→ THE TASK
Go through the data and copy every line exactly, but not the images.
## Begin
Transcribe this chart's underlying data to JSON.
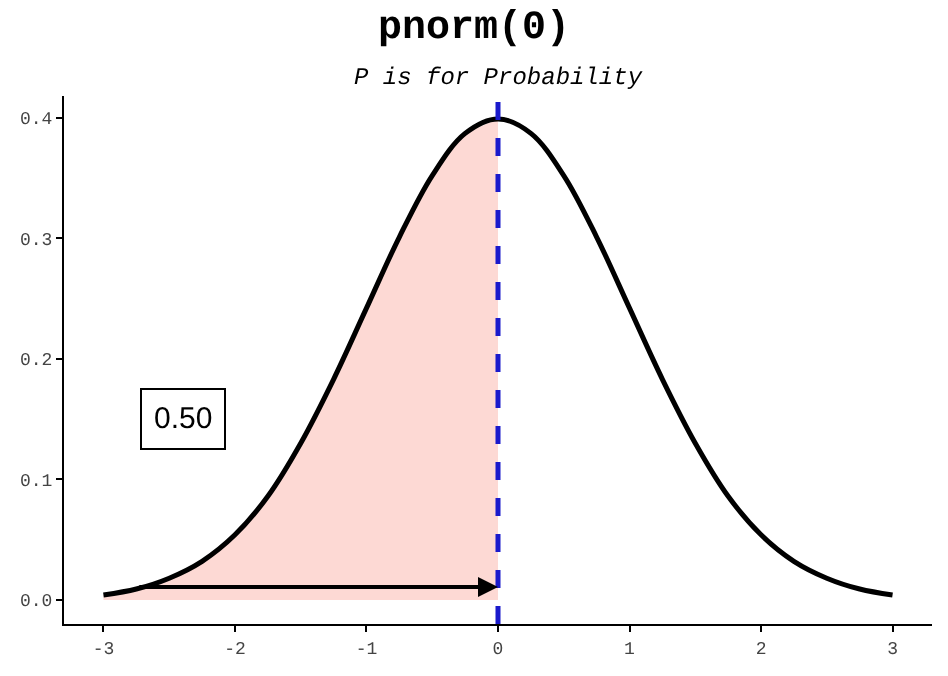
{
  "chart_data": {
    "type": "line",
    "title": "pnorm(0)",
    "subtitle": "P is for Probability",
    "series": [
      {
        "type": "area",
        "color": "#fdd9d4",
        "x": [
          -3,
          -2.75,
          -2.5,
          -2.25,
          -2,
          -1.75,
          -1.5,
          -1.25,
          -1,
          -0.75,
          -0.5,
          -0.25,
          0
        ],
        "values": [
          0.004,
          0.009,
          0.018,
          0.032,
          0.054,
          0.086,
          0.13,
          0.183,
          0.242,
          0.301,
          0.352,
          0.387,
          0.399
        ]
      },
      {
        "color": "#000000",
        "x": [
          -3,
          -2.75,
          -2.5,
          -2.25,
          -2,
          -1.75,
          -1.5,
          -1.25,
          -1,
          -0.75,
          -0.5,
          -0.25,
          0,
          0.25,
          0.5,
          0.75,
          1,
          1.25,
          1.5,
          1.75,
          2,
          2.25,
          2.5,
          2.75,
          3
        ],
        "values": [
          0.004,
          0.009,
          0.018,
          0.032,
          0.054,
          0.086,
          0.13,
          0.183,
          0.242,
          0.301,
          0.352,
          0.387,
          0.399,
          0.387,
          0.352,
          0.301,
          0.242,
          0.183,
          0.13,
          0.086,
          0.054,
          0.032,
          0.018,
          0.009,
          0.004
        ]
      }
    ],
    "ref_lines": [
      {
        "axis": "x",
        "value": 0,
        "color": "#1a1acc",
        "line_style": "dashed"
      }
    ],
    "annotations": [
      {
        "text": "0.50",
        "x": -2.4,
        "y": 0.15
      }
    ],
    "xlim": [
      -3.3,
      3.3
    ],
    "xticks": [
      -3,
      -2,
      -1,
      0,
      1,
      2,
      3
    ],
    "ylim": [
      -0.02,
      0.418
    ],
    "yticks": [
      {
        "value": 0,
        "label": "0.0"
      },
      0.1,
      0.2,
      0.3,
      0.4
    ]
  }
}
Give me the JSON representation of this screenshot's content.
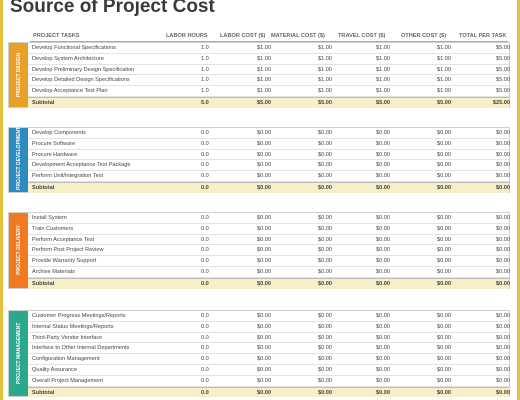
## End
→ REPLY
Transcribe this chart's underlying data to JSON.
{
  "chart_data": {
    "type": "line",
    "title": "pnorm(0)",
    "subtitle": "P is for Probability",
    "series": [
      {
        "type": "area",
        "color": "#fdd9d4",
        "x": [
          -3,
          -2.75,
          -2.5,
          -2.25,
          -2,
          -1.75,
          -1.5,
          -1.25,
          -1,
          -0.75,
          -0.5,
          -0.25,
          0
        ],
        "values": [
          0.004,
          0.009,
          0.018,
          0.032,
          0.054,
          0.086,
          0.13,
          0.183,
          0.242,
          0.301,
          0.352,
          0.387,
          0.399
        ]
      },
      {
        "color": "#000000",
        "x": [
          -3,
          -2.75,
          -2.5,
          -2.25,
          -2,
          -1.75,
          -1.5,
          -1.25,
          -1,
          -0.75,
          -0.5,
          -0.25,
          0,
          0.25,
          0.5,
          0.75,
          1,
          1.25,
          1.5,
          1.75,
          2,
          2.25,
          2.5,
          2.75,
          3
        ],
        "values": [
          0.004,
          0.009,
          0.018,
          0.032,
          0.054,
          0.086,
          0.13,
          0.183,
          0.242,
          0.301,
          0.352,
          0.387,
          0.399,
          0.387,
          0.352,
          0.301,
          0.242,
          0.183,
          0.13,
          0.086,
          0.054,
          0.032,
          0.018,
          0.009,
          0.004
        ]
      }
    ],
    "ref_lines": [
      {
        "axis": "x",
        "value": 0,
        "color": "#1a1acc",
        "line_style": "dashed"
      }
    ],
    "annotations": [
      {
        "text": "0.50",
        "x": -2.4,
        "y": 0.15
      }
    ],
    "xlim": [
      -3.3,
      3.3
    ],
    "xticks": [
      -3,
      -2,
      -1,
      0,
      1,
      2,
      3
    ],
    "ylim": [
      -0.02,
      0.418
    ],
    "yticks": [
      {
        "value": 0,
        "label": "0.0"
      },
      0.1,
      0.2,
      0.3,
      0.4
    ]
  }
}
Give me the JSON representation of this screenshot's content.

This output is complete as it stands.